* Start Dataset excerpts *
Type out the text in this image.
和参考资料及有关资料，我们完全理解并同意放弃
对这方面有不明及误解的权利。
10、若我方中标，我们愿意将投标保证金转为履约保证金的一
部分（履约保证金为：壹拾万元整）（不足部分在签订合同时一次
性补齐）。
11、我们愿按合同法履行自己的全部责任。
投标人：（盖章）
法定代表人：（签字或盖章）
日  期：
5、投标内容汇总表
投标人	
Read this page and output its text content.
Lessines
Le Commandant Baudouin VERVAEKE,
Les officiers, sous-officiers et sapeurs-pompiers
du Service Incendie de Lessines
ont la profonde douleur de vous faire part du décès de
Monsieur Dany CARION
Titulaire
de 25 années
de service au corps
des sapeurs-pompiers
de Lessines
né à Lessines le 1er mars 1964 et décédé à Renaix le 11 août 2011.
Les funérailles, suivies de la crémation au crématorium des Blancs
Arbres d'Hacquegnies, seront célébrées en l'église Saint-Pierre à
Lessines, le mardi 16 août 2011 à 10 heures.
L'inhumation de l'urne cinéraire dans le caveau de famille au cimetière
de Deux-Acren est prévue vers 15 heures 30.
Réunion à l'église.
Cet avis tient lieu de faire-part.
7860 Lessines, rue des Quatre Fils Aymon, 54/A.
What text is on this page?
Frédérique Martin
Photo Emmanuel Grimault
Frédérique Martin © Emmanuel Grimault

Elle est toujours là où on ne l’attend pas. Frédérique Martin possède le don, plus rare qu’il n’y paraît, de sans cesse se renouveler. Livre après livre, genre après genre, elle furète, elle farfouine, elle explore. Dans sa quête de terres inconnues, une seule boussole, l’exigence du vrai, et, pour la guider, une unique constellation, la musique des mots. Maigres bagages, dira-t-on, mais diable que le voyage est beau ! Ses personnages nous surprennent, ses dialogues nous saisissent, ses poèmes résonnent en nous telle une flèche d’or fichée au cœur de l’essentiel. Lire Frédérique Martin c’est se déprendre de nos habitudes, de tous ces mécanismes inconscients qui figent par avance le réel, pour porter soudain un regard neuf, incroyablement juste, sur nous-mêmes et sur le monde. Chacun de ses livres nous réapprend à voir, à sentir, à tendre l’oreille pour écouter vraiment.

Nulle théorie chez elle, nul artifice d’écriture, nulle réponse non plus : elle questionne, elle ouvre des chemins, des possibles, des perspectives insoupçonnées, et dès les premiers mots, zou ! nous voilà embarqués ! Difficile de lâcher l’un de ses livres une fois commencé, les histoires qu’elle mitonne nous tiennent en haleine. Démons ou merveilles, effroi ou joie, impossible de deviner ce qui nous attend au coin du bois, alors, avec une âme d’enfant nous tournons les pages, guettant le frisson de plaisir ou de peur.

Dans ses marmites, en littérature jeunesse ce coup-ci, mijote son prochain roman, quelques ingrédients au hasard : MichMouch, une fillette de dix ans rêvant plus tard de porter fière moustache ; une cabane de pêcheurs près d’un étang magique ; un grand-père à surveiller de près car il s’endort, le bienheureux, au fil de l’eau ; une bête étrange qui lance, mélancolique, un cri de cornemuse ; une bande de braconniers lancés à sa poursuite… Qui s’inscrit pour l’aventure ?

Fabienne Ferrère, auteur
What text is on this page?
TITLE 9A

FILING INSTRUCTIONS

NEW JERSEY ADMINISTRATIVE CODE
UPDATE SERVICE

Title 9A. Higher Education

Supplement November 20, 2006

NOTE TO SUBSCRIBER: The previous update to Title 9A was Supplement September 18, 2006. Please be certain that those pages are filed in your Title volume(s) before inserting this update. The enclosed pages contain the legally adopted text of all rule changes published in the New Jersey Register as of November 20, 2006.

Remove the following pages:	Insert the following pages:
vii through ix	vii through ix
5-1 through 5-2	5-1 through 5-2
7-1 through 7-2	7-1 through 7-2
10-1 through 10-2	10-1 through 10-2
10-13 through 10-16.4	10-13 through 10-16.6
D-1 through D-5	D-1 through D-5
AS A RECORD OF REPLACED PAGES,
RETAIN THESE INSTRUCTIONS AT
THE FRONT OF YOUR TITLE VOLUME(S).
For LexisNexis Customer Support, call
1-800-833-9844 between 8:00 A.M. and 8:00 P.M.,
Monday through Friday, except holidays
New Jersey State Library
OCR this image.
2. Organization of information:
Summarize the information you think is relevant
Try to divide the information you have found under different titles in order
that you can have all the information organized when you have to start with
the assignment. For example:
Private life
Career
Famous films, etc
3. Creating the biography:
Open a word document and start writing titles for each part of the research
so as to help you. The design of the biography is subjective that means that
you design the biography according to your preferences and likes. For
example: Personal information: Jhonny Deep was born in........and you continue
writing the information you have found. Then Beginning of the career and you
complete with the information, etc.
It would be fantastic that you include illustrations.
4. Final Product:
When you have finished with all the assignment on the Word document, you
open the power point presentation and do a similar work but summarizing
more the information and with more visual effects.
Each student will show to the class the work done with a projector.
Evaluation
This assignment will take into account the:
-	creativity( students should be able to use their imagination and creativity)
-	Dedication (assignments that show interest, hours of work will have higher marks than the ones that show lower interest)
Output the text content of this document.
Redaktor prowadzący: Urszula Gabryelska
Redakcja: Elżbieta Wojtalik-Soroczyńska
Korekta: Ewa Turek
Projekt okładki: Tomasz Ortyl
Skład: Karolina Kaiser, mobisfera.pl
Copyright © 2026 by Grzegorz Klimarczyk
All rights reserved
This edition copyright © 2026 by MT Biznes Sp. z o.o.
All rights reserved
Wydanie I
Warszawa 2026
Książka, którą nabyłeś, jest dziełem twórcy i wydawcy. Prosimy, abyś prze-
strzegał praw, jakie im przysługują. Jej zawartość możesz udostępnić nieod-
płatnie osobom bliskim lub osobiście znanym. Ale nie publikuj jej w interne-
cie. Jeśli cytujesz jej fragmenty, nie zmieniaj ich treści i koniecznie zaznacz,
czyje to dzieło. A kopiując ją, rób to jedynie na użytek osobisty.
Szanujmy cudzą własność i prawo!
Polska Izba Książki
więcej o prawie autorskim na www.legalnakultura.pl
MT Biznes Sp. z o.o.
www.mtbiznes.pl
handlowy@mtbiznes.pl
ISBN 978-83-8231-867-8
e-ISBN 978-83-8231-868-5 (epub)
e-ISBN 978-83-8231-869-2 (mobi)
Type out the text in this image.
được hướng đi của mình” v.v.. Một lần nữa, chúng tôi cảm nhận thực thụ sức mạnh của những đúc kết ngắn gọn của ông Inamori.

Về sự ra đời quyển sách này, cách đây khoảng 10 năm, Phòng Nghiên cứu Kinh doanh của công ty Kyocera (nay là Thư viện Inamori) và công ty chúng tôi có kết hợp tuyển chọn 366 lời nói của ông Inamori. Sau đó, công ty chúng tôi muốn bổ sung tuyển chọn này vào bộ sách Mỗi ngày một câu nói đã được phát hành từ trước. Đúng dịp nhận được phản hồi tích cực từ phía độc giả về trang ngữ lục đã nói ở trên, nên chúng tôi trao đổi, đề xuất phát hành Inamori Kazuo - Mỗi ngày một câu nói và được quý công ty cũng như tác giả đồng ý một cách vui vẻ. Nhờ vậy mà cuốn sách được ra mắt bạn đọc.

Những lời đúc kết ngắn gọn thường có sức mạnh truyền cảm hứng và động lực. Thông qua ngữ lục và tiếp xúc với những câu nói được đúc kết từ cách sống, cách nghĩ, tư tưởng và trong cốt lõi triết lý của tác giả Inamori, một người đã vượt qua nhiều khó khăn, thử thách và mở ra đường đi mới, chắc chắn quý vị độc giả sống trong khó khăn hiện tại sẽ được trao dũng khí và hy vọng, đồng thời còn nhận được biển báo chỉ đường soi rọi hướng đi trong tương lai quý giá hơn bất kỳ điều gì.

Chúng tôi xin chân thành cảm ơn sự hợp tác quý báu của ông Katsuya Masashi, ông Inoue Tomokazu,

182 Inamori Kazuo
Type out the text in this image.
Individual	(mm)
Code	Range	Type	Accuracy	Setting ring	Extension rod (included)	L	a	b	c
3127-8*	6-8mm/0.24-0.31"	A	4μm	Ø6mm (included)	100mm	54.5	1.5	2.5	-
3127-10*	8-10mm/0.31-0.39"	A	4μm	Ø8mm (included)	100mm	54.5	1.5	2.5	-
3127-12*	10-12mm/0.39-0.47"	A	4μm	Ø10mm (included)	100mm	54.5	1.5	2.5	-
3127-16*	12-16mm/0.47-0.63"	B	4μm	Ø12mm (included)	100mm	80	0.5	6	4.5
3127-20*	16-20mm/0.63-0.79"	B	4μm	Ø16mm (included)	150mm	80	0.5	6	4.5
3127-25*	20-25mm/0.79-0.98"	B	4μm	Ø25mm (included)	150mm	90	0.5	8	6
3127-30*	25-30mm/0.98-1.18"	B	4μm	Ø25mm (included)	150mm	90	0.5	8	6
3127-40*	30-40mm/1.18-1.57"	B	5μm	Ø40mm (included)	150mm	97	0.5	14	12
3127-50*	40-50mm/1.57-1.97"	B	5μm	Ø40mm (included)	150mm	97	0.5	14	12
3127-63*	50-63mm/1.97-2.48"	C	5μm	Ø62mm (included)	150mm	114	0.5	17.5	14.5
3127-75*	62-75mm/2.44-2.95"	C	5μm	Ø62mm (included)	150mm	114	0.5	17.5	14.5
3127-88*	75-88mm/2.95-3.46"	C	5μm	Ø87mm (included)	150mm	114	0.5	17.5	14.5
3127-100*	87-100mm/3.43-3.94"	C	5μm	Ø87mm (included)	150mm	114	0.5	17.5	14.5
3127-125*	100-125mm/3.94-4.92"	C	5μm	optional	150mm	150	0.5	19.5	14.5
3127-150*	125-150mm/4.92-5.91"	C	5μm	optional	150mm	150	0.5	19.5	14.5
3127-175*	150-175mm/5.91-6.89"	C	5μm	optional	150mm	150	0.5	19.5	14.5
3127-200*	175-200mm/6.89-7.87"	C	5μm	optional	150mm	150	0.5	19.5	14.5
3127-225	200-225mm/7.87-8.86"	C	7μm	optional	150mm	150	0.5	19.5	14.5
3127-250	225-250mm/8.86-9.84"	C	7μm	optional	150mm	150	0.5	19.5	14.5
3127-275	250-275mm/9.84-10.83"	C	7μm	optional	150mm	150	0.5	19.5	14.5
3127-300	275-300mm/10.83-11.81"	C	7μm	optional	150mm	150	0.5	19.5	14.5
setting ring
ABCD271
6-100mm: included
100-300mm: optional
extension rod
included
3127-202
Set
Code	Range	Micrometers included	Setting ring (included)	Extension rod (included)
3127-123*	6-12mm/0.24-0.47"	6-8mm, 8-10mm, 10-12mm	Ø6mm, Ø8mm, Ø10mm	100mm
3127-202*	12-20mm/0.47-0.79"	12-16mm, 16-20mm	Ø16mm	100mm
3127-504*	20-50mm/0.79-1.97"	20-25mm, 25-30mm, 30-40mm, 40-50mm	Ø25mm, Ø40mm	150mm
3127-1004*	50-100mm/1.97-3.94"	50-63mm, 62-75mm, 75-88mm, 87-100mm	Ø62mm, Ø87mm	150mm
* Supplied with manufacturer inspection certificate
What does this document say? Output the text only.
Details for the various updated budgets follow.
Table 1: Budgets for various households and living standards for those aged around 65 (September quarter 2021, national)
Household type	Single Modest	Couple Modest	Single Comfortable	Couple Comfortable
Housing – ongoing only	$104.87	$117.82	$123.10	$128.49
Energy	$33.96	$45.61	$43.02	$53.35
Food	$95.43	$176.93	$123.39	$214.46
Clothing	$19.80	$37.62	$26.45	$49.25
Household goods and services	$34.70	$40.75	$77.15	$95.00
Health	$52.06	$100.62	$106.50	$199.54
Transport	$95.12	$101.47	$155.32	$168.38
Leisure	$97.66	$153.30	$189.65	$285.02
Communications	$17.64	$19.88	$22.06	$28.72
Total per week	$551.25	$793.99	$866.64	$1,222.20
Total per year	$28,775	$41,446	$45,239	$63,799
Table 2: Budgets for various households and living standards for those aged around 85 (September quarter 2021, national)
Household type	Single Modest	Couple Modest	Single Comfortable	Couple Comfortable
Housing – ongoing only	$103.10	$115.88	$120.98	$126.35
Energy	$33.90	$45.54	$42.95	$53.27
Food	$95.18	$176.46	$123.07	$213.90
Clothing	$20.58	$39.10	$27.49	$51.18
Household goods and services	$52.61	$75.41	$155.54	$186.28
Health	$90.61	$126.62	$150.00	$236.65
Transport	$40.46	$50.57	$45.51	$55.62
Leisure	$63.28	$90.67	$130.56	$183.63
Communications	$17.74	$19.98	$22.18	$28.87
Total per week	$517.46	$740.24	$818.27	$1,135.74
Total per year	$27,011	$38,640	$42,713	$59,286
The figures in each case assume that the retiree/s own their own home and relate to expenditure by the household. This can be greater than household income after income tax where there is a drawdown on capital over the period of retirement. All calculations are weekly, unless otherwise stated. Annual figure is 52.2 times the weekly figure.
* End Dataset excerpts *
> **Instructions to follow**
Locate the line that contains "What does this", then please quote it and every line after it to the end of the entries above, exactly and with nothing else.

> **Exercise result**
What does this document say? Output the text only.
Details for the various updated budgets follow.
Table 1: Budgets for various households and living standards for those aged around 65 (September quarter 2021, national)
Household type	Single Modest	Couple Modest	Single Comfortable	Couple Comfortable
Housing – ongoing only	$104.87	$117.82	$123.10	$128.49
Energy	$33.96	$45.61	$43.02	$53.35
Food	$95.43	$176.93	$123.39	$214.46
Clothing	$19.80	$37.62	$26.45	$49.25
Household goods and services	$34.70	$40.75	$77.15	$95.00
Health	$52.06	$100.62	$106.50	$199.54
Transport	$95.12	$101.47	$155.32	$168.38
Leisure	$97.66	$153.30	$189.65	$285.02
Communications	$17.64	$19.88	$22.06	$28.72
Total per week	$551.25	$793.99	$866.64	$1,222.20
Total per year	$28,775	$41,446	$45,239	$63,799
Table 2: Budgets for various households and living standards for those aged around 85 (September quarter 2021, national)
Household type	Single Modest	Couple Modest	Single Comfortable	Couple Comfortable
Housing – ongoing only	$103.10	$115.88	$120.98	$126.35
Energy	$33.90	$45.54	$42.95	$53.27
Food	$95.18	$176.46	$123.07	$213.90
Clothing	$20.58	$39.10	$27.49	$51.18
Household goods and services	$52.61	$75.41	$155.54	$186.28
Health	$90.61	$126.62	$150.00	$236.65
Transport	$40.46	$50.57	$45.51	$55.62
Leisure	$63.28	$90.67	$130.56	$183.63
Communications	$17.74	$19.98	$22.18	$28.87
Total per week	$517.46	$740.24	$818.27	$1,135.74
Total per year	$27,011	$38,640	$42,713	$59,286
The figures in each case assume that the retiree/s own their own home and relate to expenditure by the household. This can be greater than household income after income tax where there is a drawdown on capital over the period of retirement. All calculations are weekly, unless otherwise stated. Annual figure is 52.2 times the weekly figure.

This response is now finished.